What to do:
Scan the entries below and extract each line with the word "Nutrition" in it.

Listed records:
+--

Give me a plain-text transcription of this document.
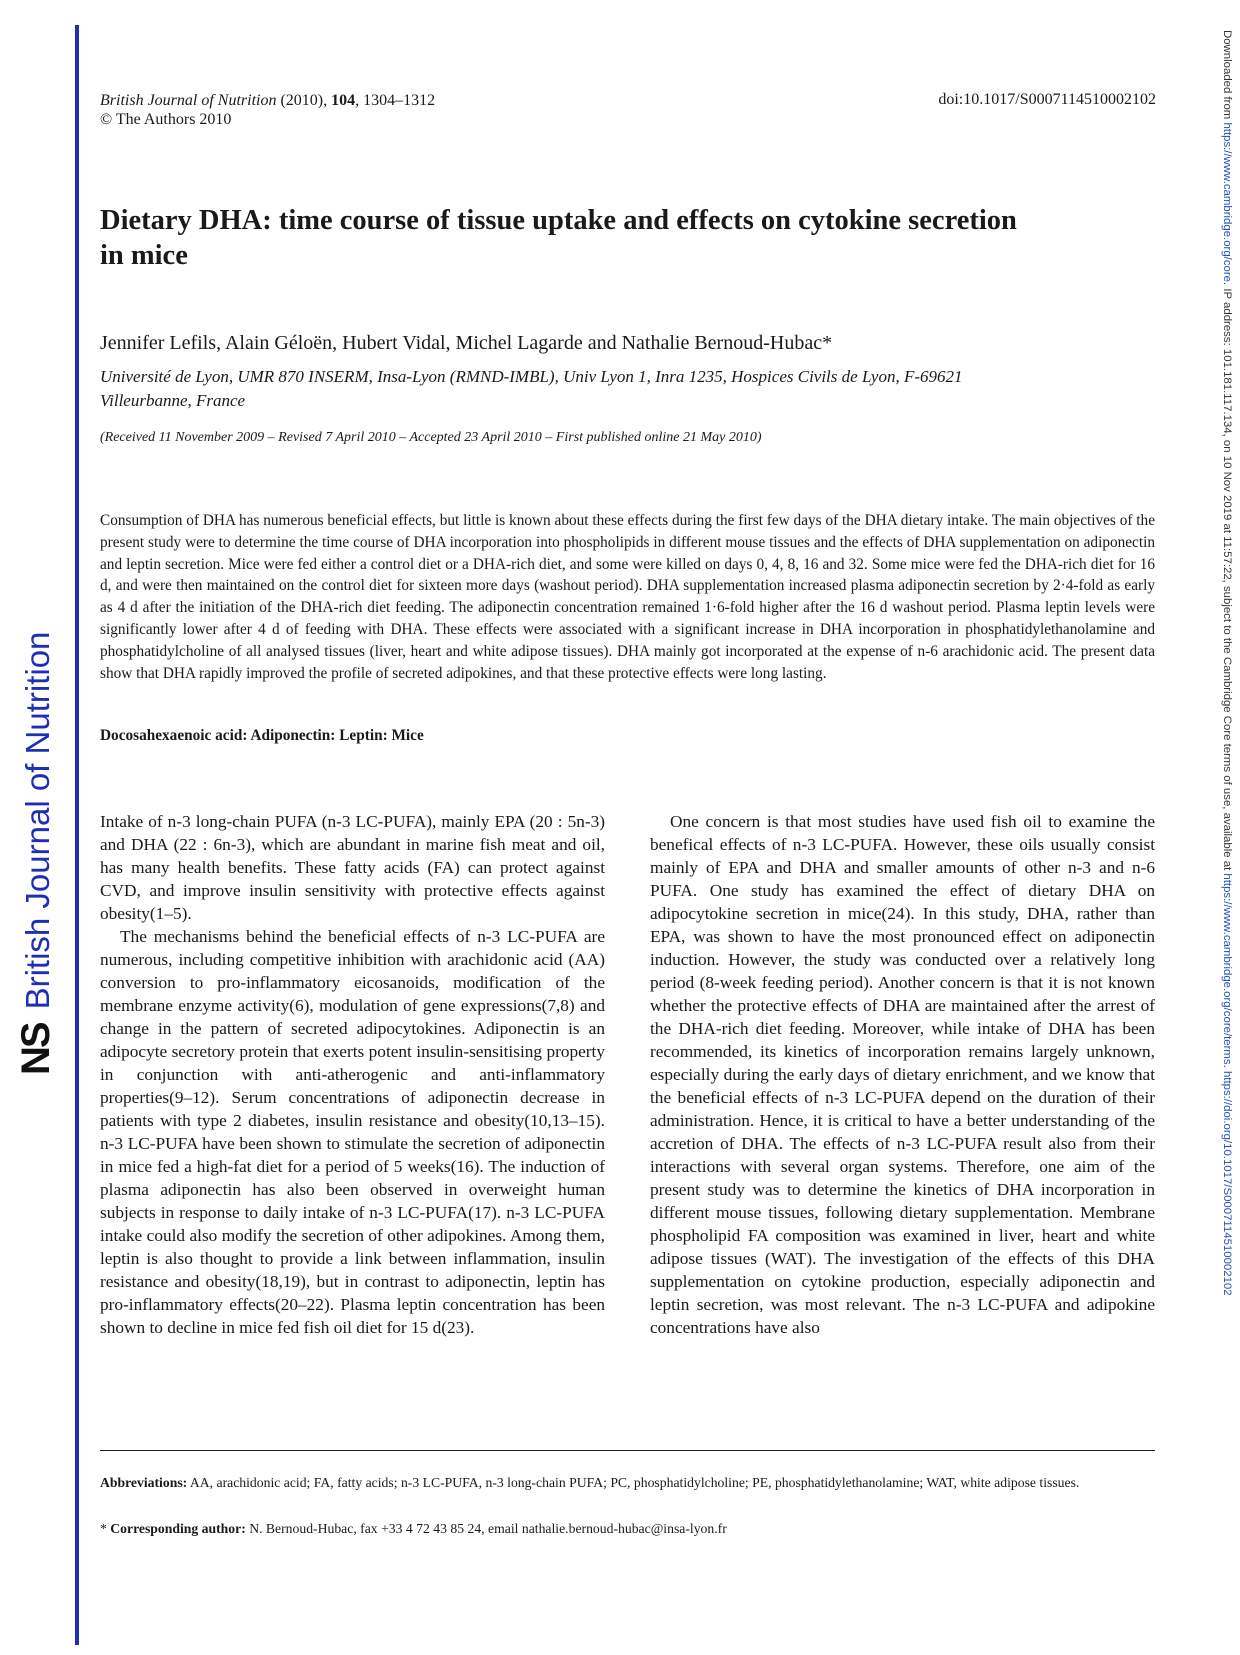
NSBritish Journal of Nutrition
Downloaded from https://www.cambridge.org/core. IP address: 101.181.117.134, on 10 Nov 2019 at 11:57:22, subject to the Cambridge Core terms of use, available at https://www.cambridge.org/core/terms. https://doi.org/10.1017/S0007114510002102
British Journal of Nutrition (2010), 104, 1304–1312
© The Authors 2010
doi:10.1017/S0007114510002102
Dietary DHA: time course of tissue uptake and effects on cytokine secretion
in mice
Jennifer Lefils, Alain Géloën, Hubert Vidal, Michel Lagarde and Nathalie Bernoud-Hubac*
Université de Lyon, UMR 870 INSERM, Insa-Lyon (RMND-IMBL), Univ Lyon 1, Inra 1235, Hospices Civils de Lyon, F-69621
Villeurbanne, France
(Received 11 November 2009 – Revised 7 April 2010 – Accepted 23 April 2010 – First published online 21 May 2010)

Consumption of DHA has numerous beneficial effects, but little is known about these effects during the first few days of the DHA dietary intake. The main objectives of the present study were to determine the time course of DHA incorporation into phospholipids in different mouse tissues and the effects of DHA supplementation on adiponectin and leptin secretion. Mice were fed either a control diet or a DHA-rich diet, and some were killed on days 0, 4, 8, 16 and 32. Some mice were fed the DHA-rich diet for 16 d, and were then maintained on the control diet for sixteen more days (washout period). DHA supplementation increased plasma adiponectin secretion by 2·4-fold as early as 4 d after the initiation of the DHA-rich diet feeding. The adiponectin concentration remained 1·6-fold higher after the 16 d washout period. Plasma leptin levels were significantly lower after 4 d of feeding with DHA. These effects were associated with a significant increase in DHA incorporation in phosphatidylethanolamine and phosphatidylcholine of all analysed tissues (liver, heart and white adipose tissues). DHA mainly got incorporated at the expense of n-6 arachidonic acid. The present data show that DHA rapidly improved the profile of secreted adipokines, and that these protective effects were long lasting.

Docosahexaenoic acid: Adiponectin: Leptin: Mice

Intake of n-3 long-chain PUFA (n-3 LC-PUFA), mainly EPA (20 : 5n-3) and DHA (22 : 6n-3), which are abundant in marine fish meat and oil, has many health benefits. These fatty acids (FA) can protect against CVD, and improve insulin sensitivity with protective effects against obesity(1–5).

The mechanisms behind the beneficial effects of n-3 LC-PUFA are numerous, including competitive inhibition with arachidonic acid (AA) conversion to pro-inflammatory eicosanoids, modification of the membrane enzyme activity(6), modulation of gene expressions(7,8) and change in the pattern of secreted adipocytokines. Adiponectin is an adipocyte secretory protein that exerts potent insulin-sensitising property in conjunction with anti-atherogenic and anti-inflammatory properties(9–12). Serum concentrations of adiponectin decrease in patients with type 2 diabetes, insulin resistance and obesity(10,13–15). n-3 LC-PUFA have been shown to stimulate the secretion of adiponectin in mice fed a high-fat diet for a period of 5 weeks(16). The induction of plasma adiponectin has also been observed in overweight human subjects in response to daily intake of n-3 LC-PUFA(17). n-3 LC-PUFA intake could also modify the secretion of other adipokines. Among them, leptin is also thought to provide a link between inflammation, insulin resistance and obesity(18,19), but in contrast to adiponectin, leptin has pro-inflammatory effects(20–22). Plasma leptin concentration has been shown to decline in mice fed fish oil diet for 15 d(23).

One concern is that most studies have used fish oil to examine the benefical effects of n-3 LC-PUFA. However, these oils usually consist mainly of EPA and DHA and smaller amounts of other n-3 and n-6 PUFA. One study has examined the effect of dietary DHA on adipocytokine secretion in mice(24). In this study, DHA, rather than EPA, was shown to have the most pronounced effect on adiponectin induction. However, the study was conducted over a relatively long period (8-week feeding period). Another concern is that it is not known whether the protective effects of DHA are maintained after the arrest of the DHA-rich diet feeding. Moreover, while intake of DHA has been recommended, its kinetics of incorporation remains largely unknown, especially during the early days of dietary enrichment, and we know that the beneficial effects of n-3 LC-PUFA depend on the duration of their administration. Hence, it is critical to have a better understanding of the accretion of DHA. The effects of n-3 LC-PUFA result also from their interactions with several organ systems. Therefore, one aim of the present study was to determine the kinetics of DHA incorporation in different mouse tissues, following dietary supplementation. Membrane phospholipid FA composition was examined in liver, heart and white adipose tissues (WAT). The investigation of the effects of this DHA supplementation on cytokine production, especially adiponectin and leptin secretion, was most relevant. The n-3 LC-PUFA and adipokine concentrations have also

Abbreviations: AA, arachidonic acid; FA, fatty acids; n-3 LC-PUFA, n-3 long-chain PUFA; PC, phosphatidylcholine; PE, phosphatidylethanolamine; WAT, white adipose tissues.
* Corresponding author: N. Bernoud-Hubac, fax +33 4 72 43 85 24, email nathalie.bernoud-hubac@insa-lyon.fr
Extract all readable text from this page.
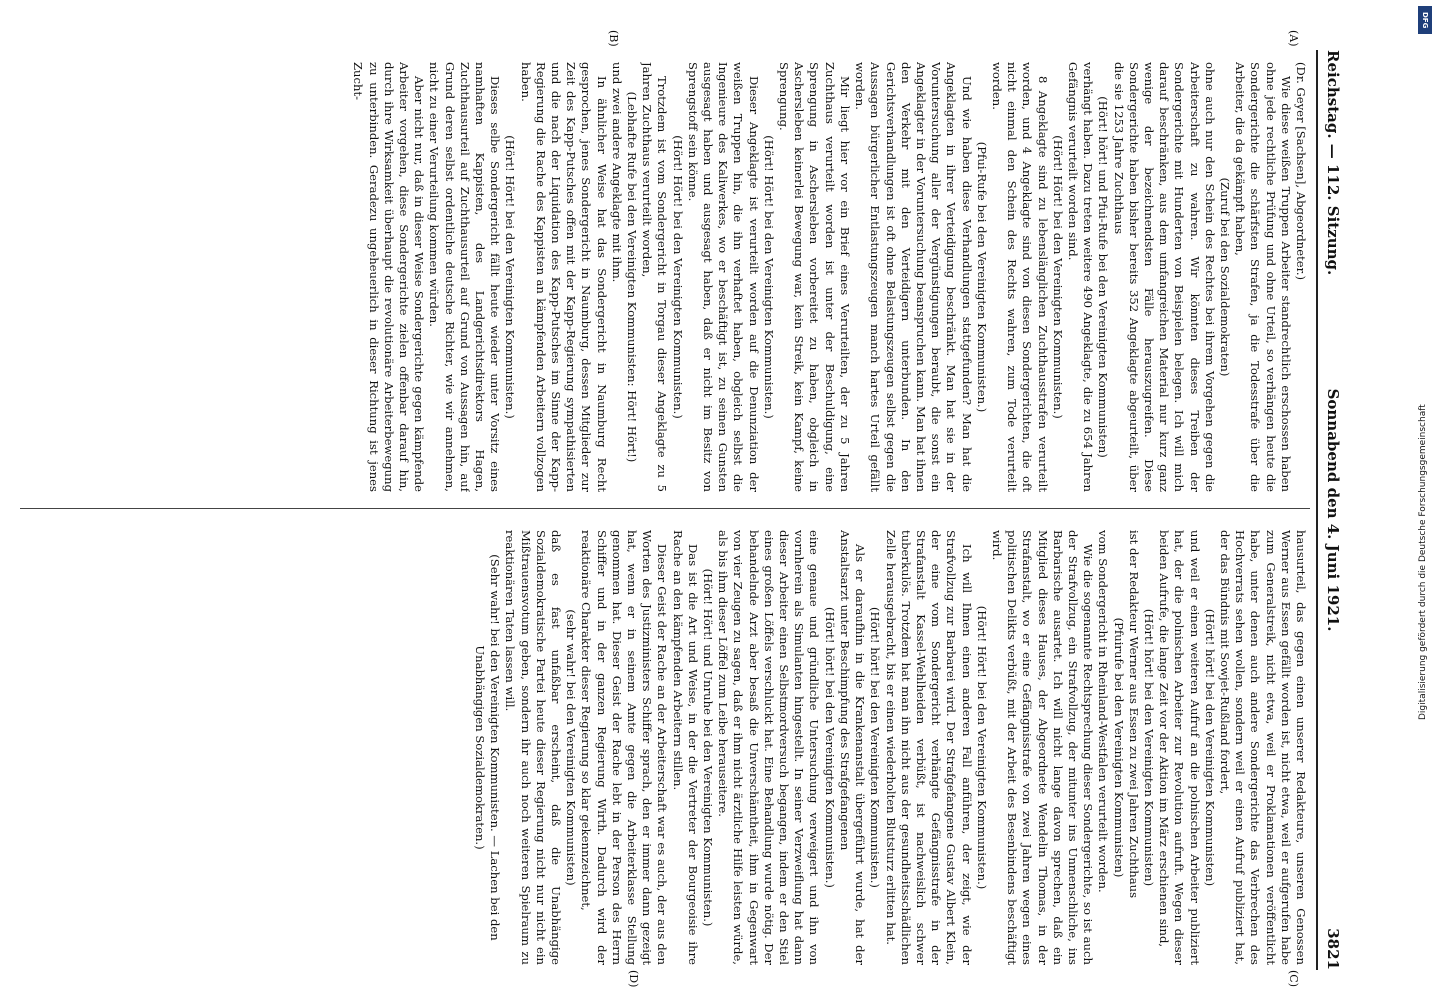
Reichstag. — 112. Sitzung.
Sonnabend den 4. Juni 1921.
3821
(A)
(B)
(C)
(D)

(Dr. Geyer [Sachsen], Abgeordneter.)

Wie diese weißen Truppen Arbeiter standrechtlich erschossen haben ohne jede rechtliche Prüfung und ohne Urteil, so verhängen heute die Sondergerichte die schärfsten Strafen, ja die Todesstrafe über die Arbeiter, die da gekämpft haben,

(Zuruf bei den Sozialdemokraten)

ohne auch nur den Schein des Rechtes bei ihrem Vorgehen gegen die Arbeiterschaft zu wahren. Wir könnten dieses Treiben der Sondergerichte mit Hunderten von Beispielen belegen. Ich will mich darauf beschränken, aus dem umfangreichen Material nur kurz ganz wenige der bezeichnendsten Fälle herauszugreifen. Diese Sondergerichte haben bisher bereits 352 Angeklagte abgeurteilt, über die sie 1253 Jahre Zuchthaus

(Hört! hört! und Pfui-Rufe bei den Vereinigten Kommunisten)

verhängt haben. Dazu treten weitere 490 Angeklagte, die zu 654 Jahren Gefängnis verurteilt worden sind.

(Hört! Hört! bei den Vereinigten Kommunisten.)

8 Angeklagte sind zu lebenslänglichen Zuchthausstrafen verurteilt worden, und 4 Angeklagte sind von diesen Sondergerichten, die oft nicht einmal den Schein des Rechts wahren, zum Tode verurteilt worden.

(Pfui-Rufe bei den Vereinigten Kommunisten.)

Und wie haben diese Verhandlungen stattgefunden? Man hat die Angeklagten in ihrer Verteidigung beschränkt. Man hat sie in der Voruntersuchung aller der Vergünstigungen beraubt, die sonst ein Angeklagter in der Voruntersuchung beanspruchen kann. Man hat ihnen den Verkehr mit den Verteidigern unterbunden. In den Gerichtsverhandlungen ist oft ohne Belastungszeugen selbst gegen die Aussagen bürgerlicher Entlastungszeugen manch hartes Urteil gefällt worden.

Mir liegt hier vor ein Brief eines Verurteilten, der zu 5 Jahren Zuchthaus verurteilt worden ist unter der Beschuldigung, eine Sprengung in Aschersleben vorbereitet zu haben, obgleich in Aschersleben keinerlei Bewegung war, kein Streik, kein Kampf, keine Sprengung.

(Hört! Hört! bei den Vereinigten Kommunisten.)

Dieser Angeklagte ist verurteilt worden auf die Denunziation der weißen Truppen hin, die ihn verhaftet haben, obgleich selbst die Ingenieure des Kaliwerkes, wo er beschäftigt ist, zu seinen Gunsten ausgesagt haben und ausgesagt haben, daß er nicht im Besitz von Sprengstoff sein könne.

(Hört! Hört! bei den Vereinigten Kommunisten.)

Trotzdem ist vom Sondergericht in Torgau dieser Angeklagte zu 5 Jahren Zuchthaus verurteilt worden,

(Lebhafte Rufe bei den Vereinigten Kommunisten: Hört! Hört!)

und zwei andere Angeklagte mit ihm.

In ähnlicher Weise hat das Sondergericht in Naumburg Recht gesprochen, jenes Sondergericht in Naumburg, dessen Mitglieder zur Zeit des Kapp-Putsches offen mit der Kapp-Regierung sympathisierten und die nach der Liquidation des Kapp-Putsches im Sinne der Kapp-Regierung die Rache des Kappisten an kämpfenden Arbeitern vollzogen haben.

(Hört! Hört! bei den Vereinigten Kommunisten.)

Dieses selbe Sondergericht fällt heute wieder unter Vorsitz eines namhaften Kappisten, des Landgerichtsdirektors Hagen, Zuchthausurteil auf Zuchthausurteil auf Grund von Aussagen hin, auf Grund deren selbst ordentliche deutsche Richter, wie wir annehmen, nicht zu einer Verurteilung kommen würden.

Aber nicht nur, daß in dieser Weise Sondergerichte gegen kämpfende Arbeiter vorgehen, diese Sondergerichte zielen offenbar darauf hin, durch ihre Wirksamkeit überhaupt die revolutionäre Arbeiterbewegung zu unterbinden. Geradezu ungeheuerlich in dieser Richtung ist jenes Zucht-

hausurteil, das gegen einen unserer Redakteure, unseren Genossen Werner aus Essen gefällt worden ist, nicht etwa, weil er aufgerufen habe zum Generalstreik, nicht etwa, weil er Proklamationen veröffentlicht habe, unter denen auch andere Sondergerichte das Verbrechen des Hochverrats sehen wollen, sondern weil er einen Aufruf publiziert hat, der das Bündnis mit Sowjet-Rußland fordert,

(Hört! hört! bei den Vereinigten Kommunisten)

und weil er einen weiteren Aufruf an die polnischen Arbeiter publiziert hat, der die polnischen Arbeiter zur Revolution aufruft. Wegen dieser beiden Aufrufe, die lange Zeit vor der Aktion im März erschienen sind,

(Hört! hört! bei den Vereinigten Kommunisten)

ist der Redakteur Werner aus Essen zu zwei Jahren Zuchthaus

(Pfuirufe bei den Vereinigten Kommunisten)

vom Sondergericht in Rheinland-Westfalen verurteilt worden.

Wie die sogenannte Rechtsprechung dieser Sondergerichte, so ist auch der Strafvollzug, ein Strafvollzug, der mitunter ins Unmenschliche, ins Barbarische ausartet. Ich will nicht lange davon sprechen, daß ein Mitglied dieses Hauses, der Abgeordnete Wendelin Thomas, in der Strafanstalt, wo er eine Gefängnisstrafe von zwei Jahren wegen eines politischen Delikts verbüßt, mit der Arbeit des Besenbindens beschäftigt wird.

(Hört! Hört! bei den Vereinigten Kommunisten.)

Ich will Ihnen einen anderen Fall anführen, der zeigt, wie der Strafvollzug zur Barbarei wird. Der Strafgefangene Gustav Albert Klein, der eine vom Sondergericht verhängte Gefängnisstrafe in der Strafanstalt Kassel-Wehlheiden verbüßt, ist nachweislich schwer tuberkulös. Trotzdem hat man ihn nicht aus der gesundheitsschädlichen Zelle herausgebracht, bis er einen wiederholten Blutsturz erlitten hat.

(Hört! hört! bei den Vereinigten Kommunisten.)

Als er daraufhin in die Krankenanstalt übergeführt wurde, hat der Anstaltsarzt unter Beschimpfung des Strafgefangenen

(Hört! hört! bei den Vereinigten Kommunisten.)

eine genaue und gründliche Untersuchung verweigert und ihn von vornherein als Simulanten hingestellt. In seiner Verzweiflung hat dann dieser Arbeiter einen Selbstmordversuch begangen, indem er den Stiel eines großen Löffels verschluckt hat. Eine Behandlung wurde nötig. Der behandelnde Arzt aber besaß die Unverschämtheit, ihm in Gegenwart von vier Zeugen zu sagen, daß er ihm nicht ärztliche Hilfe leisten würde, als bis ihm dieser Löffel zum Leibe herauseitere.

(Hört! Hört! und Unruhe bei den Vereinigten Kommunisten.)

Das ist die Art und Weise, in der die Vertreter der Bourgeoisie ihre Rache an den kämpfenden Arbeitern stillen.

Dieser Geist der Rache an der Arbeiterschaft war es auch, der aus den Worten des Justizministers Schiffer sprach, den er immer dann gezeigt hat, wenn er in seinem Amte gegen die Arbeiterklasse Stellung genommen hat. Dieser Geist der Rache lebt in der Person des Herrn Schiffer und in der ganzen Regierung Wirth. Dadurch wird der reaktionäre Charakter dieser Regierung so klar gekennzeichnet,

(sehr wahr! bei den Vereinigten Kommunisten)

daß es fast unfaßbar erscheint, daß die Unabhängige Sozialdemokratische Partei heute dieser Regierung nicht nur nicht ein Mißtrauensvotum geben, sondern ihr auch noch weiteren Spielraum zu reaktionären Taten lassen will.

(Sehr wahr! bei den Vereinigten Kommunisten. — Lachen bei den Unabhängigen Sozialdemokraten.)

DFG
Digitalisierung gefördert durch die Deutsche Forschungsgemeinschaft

+--

Your response:
NSBritish Journal of Nutrition
British Journal of Nutrition (2010), 104, 1304–1312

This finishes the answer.